* Start Record list *

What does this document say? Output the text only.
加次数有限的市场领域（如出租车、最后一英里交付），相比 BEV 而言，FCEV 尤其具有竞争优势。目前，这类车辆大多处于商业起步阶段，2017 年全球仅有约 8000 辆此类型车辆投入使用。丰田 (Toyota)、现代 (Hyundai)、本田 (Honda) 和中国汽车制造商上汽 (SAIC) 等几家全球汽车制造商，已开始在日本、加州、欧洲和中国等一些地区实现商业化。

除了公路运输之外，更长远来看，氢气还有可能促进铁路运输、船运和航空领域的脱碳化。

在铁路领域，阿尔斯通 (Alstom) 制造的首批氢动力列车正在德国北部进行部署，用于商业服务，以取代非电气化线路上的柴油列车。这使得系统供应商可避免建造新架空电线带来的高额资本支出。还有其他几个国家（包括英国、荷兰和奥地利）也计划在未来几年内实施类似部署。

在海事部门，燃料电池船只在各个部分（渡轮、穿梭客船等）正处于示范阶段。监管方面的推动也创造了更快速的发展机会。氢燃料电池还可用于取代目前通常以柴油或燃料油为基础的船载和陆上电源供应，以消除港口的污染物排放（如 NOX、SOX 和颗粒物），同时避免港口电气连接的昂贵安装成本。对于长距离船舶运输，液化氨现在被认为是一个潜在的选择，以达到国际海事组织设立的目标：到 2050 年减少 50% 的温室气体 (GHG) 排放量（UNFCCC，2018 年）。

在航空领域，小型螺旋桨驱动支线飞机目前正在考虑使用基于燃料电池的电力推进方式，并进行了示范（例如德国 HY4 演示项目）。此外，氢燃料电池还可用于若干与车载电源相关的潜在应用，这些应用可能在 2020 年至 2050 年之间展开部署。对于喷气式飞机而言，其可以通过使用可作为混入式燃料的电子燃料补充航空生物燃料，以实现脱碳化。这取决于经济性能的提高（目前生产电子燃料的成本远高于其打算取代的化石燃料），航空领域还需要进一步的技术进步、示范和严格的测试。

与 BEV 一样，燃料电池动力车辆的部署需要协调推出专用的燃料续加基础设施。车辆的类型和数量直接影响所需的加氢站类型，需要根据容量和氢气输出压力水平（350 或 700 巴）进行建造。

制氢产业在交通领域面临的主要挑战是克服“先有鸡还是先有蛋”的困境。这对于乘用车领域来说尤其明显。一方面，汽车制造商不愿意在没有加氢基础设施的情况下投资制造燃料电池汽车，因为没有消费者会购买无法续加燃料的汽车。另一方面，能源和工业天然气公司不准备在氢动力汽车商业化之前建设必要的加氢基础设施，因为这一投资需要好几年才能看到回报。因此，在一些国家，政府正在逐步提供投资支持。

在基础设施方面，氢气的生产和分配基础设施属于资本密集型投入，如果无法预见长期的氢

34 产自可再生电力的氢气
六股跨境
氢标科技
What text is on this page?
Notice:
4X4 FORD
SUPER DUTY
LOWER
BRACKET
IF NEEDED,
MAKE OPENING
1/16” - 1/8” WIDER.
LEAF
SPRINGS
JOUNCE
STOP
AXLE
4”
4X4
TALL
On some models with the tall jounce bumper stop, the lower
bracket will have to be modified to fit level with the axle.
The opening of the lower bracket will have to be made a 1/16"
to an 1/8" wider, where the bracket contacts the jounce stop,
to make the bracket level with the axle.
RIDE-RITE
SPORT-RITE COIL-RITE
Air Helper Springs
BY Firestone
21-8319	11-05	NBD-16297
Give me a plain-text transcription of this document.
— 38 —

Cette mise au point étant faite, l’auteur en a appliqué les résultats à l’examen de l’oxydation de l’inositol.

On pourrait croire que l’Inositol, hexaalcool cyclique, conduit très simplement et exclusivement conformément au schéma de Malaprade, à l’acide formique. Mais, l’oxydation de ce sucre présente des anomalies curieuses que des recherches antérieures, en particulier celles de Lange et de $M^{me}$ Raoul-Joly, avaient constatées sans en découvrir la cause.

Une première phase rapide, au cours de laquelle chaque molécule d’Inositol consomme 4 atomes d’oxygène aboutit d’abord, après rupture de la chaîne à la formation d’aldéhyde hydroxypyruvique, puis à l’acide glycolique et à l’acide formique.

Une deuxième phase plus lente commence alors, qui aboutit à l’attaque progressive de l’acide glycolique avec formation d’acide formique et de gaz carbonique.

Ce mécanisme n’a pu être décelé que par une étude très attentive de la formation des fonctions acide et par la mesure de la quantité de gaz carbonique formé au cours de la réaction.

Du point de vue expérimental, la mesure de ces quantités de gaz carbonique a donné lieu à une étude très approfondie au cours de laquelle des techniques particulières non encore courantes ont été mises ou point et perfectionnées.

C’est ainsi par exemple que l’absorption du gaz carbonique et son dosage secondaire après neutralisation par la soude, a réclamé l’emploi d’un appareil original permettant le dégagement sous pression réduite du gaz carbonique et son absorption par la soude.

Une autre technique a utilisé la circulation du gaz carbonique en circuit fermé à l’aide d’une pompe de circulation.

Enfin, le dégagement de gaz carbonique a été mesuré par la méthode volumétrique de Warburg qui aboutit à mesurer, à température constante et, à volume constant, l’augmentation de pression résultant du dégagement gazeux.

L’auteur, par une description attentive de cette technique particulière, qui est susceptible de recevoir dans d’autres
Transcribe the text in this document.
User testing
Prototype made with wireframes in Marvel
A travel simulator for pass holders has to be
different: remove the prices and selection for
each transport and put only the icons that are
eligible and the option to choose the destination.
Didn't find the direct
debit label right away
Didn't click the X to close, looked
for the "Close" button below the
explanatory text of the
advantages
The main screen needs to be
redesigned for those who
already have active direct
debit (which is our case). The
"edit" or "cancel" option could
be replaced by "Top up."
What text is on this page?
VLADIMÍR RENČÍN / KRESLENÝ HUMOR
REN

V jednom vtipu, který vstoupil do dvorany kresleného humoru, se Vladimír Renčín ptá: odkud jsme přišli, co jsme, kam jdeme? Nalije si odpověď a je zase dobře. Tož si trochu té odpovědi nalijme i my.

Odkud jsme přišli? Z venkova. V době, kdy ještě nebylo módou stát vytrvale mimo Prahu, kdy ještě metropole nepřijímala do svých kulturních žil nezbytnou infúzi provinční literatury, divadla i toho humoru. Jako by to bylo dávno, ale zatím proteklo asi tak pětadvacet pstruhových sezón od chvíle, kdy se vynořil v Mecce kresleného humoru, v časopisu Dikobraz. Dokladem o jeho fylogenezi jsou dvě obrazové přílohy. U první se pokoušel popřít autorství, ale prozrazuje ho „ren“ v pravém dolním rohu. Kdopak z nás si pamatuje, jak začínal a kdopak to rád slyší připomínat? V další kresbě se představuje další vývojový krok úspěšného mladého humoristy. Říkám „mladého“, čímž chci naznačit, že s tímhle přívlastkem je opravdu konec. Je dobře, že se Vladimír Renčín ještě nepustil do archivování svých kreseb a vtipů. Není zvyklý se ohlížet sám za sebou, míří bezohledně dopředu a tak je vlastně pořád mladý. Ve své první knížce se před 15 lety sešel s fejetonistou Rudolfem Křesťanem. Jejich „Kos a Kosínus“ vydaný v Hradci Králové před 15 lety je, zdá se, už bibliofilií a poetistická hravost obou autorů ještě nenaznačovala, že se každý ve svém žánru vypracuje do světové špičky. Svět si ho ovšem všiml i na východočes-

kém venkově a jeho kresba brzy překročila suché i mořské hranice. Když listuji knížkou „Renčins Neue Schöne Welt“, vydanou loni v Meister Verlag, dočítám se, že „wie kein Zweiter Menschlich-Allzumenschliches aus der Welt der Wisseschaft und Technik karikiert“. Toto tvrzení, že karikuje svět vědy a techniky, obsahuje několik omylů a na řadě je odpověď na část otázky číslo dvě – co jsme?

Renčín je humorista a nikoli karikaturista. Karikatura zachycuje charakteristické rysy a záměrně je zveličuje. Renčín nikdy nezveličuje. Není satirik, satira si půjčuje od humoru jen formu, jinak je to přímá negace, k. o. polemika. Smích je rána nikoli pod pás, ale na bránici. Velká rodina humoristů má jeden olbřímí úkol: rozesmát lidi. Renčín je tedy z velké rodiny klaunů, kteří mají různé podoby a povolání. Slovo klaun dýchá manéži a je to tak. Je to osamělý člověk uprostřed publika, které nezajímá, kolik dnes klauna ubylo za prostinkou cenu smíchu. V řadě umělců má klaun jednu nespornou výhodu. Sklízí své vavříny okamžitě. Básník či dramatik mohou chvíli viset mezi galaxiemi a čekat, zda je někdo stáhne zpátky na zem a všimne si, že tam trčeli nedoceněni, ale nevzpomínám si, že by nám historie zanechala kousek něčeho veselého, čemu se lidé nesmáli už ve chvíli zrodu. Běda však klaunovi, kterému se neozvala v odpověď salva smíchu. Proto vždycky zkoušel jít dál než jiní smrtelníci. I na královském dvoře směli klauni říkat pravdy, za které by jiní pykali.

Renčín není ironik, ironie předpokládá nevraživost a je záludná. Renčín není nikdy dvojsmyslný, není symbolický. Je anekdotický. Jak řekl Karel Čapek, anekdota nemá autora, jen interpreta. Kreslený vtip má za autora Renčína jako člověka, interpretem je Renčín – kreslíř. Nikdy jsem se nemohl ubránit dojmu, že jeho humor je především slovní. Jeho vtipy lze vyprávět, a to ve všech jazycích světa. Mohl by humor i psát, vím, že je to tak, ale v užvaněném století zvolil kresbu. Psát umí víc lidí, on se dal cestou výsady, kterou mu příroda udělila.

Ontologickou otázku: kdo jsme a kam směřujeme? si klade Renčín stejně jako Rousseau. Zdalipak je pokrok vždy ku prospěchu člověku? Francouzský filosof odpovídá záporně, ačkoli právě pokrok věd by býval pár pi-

* End Record list *

Problem statement: Search the data above for the string "this" and return every line that has it.

Finished exercise:
What does this document say? Output the text only.
What text is on this page?
Give me a plain-text transcription of this document.
Transcribe the text in this document.
What text is on this page?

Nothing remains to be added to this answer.